▶ Given request: Make an exact copy of all the entries, with the pictures left out.

++++

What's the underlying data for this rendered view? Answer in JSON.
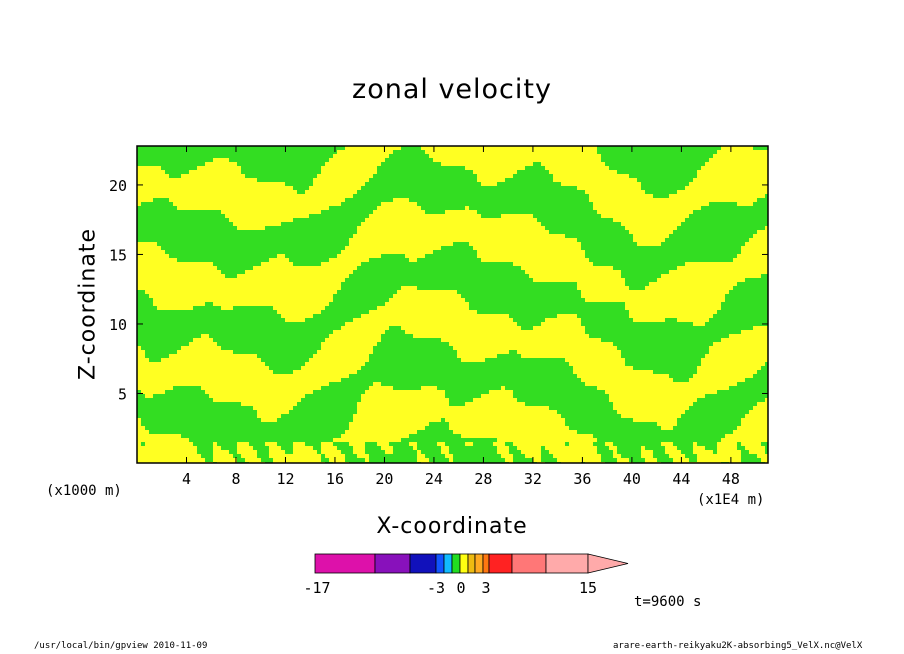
{
  "chart_data": {
    "type": "heatmap",
    "title": "zonal velocity",
    "xlabel": "X-coordinate",
    "ylabel": "Z-coordinate",
    "x_unit": "(x1E4 m)",
    "y_unit": "(x1000 m)",
    "xlim": [
      0,
      51
    ],
    "ylim": [
      0,
      22.8
    ],
    "x_ticks": [
      4,
      8,
      12,
      16,
      20,
      24,
      28,
      32,
      36,
      40,
      44,
      48
    ],
    "y_ticks": [
      5,
      10,
      15,
      20
    ],
    "field_colors": [
      "#33dd22",
      "#ffff22"
    ],
    "colorbar": {
      "min_label": "-17",
      "max_label": "15",
      "tick_labels": [
        "-17",
        "-3",
        "0",
        "3",
        "15"
      ],
      "colors": [
        "#dd11aa",
        "#8811bb",
        "#1111bb",
        "#1155ff",
        "#11bbff",
        "#22dd22",
        "#ffff11",
        "#eebb11",
        "#ffaa22",
        "#ff7711",
        "#ff2222",
        "#ff7777",
        "#ffaaaa"
      ]
    },
    "annotation": "t=9600 s"
  },
  "footer": {
    "left": "/usr/local/bin/gpview  2010-11-09",
    "right": "arare-earth-reikyaku2K-absorbing5_VelX.nc@VelX"
  }
}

++++

▶ Answer to this task:
What's the underlying data for this rendered view? Answer in JSON.
{
  "chart_data": {
    "type": "heatmap",
    "title": "zonal velocity",
    "xlabel": "X-coordinate",
    "ylabel": "Z-coordinate",
    "x_unit": "(x1E4 m)",
    "y_unit": "(x1000 m)",
    "xlim": [
      0,
      51
    ],
    "ylim": [
      0,
      22.8
    ],
    "x_ticks": [
      4,
      8,
      12,
      16,
      20,
      24,
      28,
      32,
      36,
      40,
      44,
      48
    ],
    "y_ticks": [
      5,
      10,
      15,
      20
    ],
    "field_colors": [
      "#33dd22",
      "#ffff22"
    ],
    "colorbar": {
      "min_label": "-17",
      "max_label": "15",
      "tick_labels": [
        "-17",
        "-3",
        "0",
        "3",
        "15"
      ],
      "colors": [
        "#dd11aa",
        "#8811bb",
        "#1111bb",
        "#1155ff",
        "#11bbff",
        "#22dd22",
        "#ffff11",
        "#eebb11",
        "#ffaa22",
        "#ff7711",
        "#ff2222",
        "#ff7777",
        "#ffaaaa"
      ]
    },
    "annotation": "t=9600 s"
  },
  "footer": {
    "left": "/usr/local/bin/gpview  2010-11-09",
    "right": "arare-earth-reikyaku2K-absorbing5_VelX.nc@VelX"
  }
}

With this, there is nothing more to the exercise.